[Entries with figure data]
:::::

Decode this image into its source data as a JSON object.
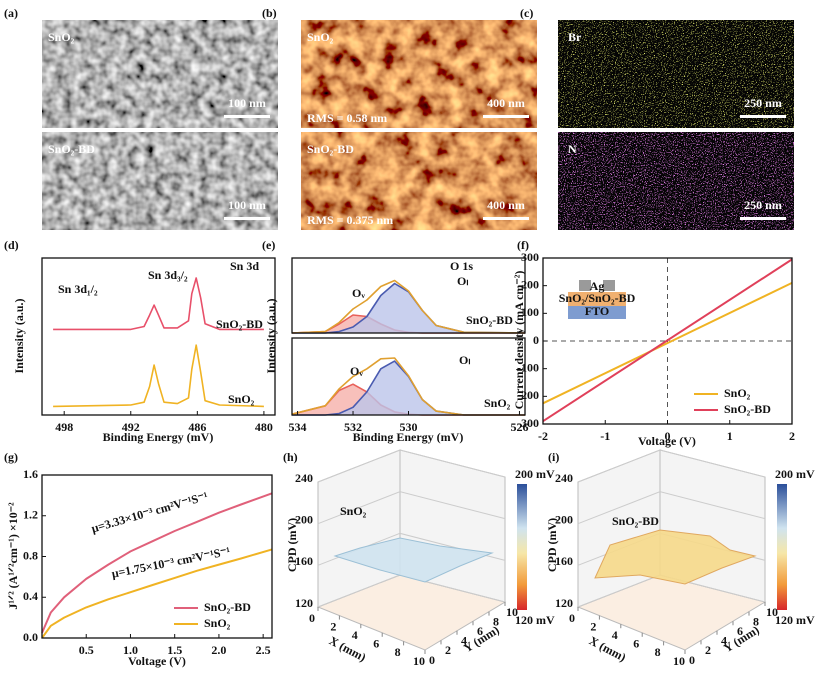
{
  "panel_labels": [
    "(a)",
    "(b)",
    "(c)",
    "(d)",
    "(e)",
    "(f)",
    "(g)",
    "(h)",
    "(i)"
  ],
  "images": [
    {
      "top": [
        "SnO₂",
        "100 nm"
      ],
      "bottom": [
        "SnO₂-BD",
        "100 nm"
      ]
    },
    {
      "top": [
        "SnO₂",
        "400 nm",
        "RMS = 0.58 nm"
      ],
      "bottom": [
        "SnO₂-BD",
        "400 nm",
        "RMS = 0.375 nm"
      ]
    },
    {
      "top": [
        "Br",
        "250 nm"
      ],
      "bottom": [
        "N",
        "250 nm"
      ]
    }
  ],
  "chart_data": [
    {
      "type": "line",
      "xlabel": "Binding Energy (mV)",
      "ylabel": "Intensity (a.u.)",
      "annotations": [
        "Sn 3d₁/₂",
        "Sn 3d₃/₂",
        "Sn 3d",
        "SnO₂-BD",
        "SnO₂"
      ],
      "xlim": [
        500,
        479
      ],
      "xticks": [
        498,
        492,
        486,
        480
      ],
      "ylim": [
        0,
        1.1
      ],
      "x": [
        499,
        492,
        490.8,
        490.3,
        489.9,
        489.5,
        489,
        487.8,
        486.8,
        486.5,
        486.1,
        485.7,
        485.3,
        484,
        480
      ],
      "series": [
        {
          "color": "#e8506a",
          "values": [
            0.6,
            0.6,
            0.62,
            0.7,
            0.77,
            0.7,
            0.61,
            0.61,
            0.66,
            0.85,
            0.96,
            0.82,
            0.64,
            0.6,
            0.6
          ]
        },
        {
          "color": "#f0b323",
          "values": [
            0.06,
            0.07,
            0.09,
            0.2,
            0.35,
            0.22,
            0.09,
            0.08,
            0.12,
            0.32,
            0.49,
            0.3,
            0.1,
            0.07,
            0.06
          ]
        }
      ]
    },
    {
      "type": "area",
      "ylabel": "Intensity (a.u.)",
      "annotations": [
        "Oᵥ",
        "Oₗ",
        "O 1s",
        "SnO₂-BD"
      ],
      "xlim": [
        534.2,
        525.8
      ],
      "ylim": [
        0,
        1
      ],
      "x": [
        534.2,
        533,
        532.5,
        532,
        531.5,
        531,
        530.5,
        530,
        529.5,
        529,
        528,
        525.8
      ],
      "series": [
        {
          "color": "#e8605a",
          "fill": "#f6b0aa",
          "values": [
            0,
            0.02,
            0.12,
            0.24,
            0.22,
            0.12,
            0.04,
            0.01,
            0,
            0,
            0,
            0
          ]
        },
        {
          "color": "#4a5bb0",
          "fill": "#bcc4ea",
          "values": [
            0,
            0,
            0.02,
            0.08,
            0.22,
            0.5,
            0.66,
            0.55,
            0.3,
            0.1,
            0.01,
            0
          ]
        },
        {
          "color": "#e0a030",
          "values": [
            0,
            0.02,
            0.14,
            0.32,
            0.44,
            0.62,
            0.7,
            0.56,
            0.3,
            0.1,
            0.01,
            0
          ]
        }
      ]
    },
    {
      "type": "area",
      "xlabel": "Binding Energy  (mV)",
      "annotations": [
        "Oᵥ",
        "Oₗ",
        "SnO₂"
      ],
      "xlim": [
        534.2,
        525.8
      ],
      "xticks": [
        534,
        532,
        530,
        526
      ],
      "ylim": [
        0,
        1
      ],
      "x": [
        534.2,
        533,
        532.5,
        532,
        531.5,
        531,
        530.5,
        530,
        529.5,
        529,
        528,
        525.8
      ],
      "series": [
        {
          "color": "#e8605a",
          "fill": "#f6b0aa",
          "values": [
            0.01,
            0.12,
            0.32,
            0.4,
            0.3,
            0.13,
            0.04,
            0.01,
            0,
            0,
            0,
            0
          ]
        },
        {
          "color": "#4a5bb0",
          "fill": "#bcc4ea",
          "values": [
            0,
            0,
            0.02,
            0.1,
            0.3,
            0.6,
            0.7,
            0.5,
            0.2,
            0.05,
            0,
            0
          ]
        },
        {
          "color": "#e0a030",
          "values": [
            0.01,
            0.12,
            0.34,
            0.5,
            0.6,
            0.73,
            0.74,
            0.51,
            0.2,
            0.05,
            0,
            0
          ]
        }
      ]
    },
    {
      "type": "line",
      "xlabel": "Voltage (V)",
      "ylabel": "Current density (mA cm⁻²)",
      "annotations": [
        "Ag",
        "SnO₂/SnO₂-BD",
        "FTO"
      ],
      "xlim": [
        -2,
        2
      ],
      "xticks": [
        -2,
        -1,
        0,
        1,
        2
      ],
      "ylim": [
        -300,
        300
      ],
      "yticks": [
        -300,
        -200,
        -100,
        0,
        100,
        200,
        300
      ],
      "x": [
        -2,
        2
      ],
      "legend": "lower right",
      "series": [
        {
          "name": "SnO₂",
          "color": "#f0b323",
          "values": [
            -225,
            210
          ]
        },
        {
          "name": "SnO₂-BD",
          "color": "#e0405a",
          "values": [
            -290,
            295
          ]
        }
      ]
    },
    {
      "type": "line",
      "xlabel": "Voltage (V)",
      "ylabel": "J¹ᐟ² (A¹ᐟ²cm⁻¹) ×10⁻²",
      "annotations": [
        "μ=3.33×10⁻³ cm²V⁻¹S⁻¹",
        "μ=1.75×10⁻³ cm²V⁻¹S⁻¹"
      ],
      "xlim": [
        0,
        2.6
      ],
      "xticks": [
        0.5,
        {
          "value": 1,
          "label": "1.0"
        },
        1.5,
        {
          "value": 2,
          "label": "2.0"
        },
        2.5
      ],
      "ylim": [
        0,
        1.6
      ],
      "yticks": [
        {
          "value": 0,
          "label": "0.0"
        },
        0.4,
        0.8,
        1.2,
        1.6
      ],
      "x": [
        0,
        0.1,
        0.25,
        0.5,
        0.75,
        1,
        1.25,
        1.5,
        1.75,
        2,
        2.25,
        2.6
      ],
      "legend": "lower right",
      "series": [
        {
          "name": "SnO₂-BD",
          "color": "#e0607a",
          "values": [
            0.05,
            0.25,
            0.4,
            0.58,
            0.72,
            0.85,
            0.95,
            1.05,
            1.14,
            1.23,
            1.31,
            1.42
          ]
        },
        {
          "name": "SnO₂",
          "color": "#f0b323",
          "values": [
            0,
            0.12,
            0.2,
            0.3,
            0.38,
            0.45,
            0.52,
            0.59,
            0.66,
            0.72,
            0.78,
            0.87
          ]
        }
      ]
    }
  ],
  "surfaces": [
    {
      "label": "SnO₂",
      "zlabel": "CPD (mV)",
      "xlabel": "X (mm)",
      "ylabel": "Y (mm)",
      "zticks": [
        120,
        160,
        200,
        240
      ],
      "xticks": [
        0,
        2,
        4,
        6,
        8,
        10
      ],
      "yticks": [
        0,
        2,
        4,
        6,
        8,
        10
      ],
      "colorbar": [
        "200 mV",
        "120 mV"
      ]
    },
    {
      "label": "SnO₂-BD",
      "zlabel": "CPD (mV)",
      "xlabel": "X (mm)",
      "ylabel": "Y (mm)",
      "zticks": [
        120,
        160,
        200,
        240
      ],
      "xticks": [
        0,
        2,
        4,
        6,
        8,
        10
      ],
      "yticks": [
        0,
        2,
        4,
        6,
        8,
        10
      ],
      "colorbar": [
        "200 mV",
        "120 mV"
      ]
    }
  ]
}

:::::

**WHAT YOU NEED TO DO**
Say the number of lines in the listing that hold "Energy", with no added words.

**RESPONSE BELOW**
2